"""

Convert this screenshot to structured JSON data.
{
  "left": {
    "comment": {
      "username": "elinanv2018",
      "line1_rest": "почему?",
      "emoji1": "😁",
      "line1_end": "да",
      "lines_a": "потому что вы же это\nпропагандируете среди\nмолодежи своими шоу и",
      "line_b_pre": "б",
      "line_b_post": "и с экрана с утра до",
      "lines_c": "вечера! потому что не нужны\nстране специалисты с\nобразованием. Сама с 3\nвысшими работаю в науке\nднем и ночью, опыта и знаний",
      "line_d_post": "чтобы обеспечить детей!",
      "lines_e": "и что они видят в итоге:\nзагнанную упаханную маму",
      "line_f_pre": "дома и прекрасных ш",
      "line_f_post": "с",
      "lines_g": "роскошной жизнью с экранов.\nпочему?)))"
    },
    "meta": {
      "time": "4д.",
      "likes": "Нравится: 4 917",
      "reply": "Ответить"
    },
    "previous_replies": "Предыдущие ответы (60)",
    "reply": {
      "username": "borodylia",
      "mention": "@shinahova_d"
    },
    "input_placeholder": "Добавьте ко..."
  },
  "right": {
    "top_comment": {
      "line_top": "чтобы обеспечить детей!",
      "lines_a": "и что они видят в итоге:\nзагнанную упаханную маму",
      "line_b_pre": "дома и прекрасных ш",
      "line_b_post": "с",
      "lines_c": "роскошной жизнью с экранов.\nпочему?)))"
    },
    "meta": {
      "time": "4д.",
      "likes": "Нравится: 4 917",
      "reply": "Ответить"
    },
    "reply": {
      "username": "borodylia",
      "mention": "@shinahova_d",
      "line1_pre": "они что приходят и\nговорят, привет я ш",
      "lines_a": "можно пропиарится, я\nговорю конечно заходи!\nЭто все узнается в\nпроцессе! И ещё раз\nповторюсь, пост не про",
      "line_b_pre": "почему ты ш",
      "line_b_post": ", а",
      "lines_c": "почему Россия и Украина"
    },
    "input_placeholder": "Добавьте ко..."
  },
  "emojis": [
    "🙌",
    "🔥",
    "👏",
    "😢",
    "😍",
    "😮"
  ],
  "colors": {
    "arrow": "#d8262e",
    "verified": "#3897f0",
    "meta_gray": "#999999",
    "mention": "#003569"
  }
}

"""

◆ **WHAT YOU NEED TO DO**
Return each entry from the material above exactly as it appears.

◆ **TASK ANSWER**
Convert this screenshot to structured JSON data.
{
  "left": {
    "comment": {
      "username": "elinanv2018",
      "line1_rest": "почему?",
      "emoji1": "😁",
      "line1_end": "да",
      "lines_a": "потому что вы же это\nпропагандируете среди\nмолодежи своими шоу и",
      "line_b_pre": "б",
      "line_b_post": "и с экрана с утра до",
      "lines_c": "вечера! потому что не нужны\nстране специалисты с\nобразованием. Сама с 3\nвысшими работаю в науке\nднем и ночью, опыта и знаний",
      "line_d_post": "чтобы обеспечить детей!",
      "lines_e": "и что они видят в итоге:\nзагнанную упаханную маму",
      "line_f_pre": "дома и прекрасных ш",
      "line_f_post": "с",
      "lines_g": "роскошной жизнью с экранов.\nпочему?)))"
    },
    "meta": {
      "time": "4д.",
      "likes": "Нравится: 4 917",
      "reply": "Ответить"
    },
    "previous_replies": "Предыдущие ответы (60)",
    "reply": {
      "username": "borodylia",
      "mention": "@shinahova_d"
    },
    "input_placeholder": "Добавьте ко..."
  },
  "right": {
    "top_comment": {
      "line_top": "чтобы обеспечить детей!",
      "lines_a": "и что они видят в итоге:\nзагнанную упаханную маму",
      "line_b_pre": "дома и прекрасных ш",
      "line_b_post": "с",
      "lines_c": "роскошной жизнью с экранов.\nпочему?)))"
    },
    "meta": {
      "time": "4д.",
      "likes": "Нравится: 4 917",
      "reply": "Ответить"
    },
    "reply": {
      "username": "borodylia",
      "mention": "@shinahova_d",
      "line1_pre": "они что приходят и\nговорят, привет я ш",
      "lines_a": "можно пропиарится, я\nговорю конечно заходи!\nЭто все узнается в\nпроцессе! И ещё раз\nповторюсь, пост не про",
      "line_b_pre": "почему ты ш",
      "line_b_post": ", а",
      "lines_c": "почему Россия и Украина"
    },
    "input_placeholder": "Добавьте ко..."
  },
  "emojis": [
    "🙌",
    "🔥",
    "👏",
    "😢",
    "😍",
    "😮"
  ],
  "colors": {
    "arrow": "#d8262e",
    "verified": "#3897f0",
    "meta_gray": "#999999",
    "mention": "#003569"
  }
}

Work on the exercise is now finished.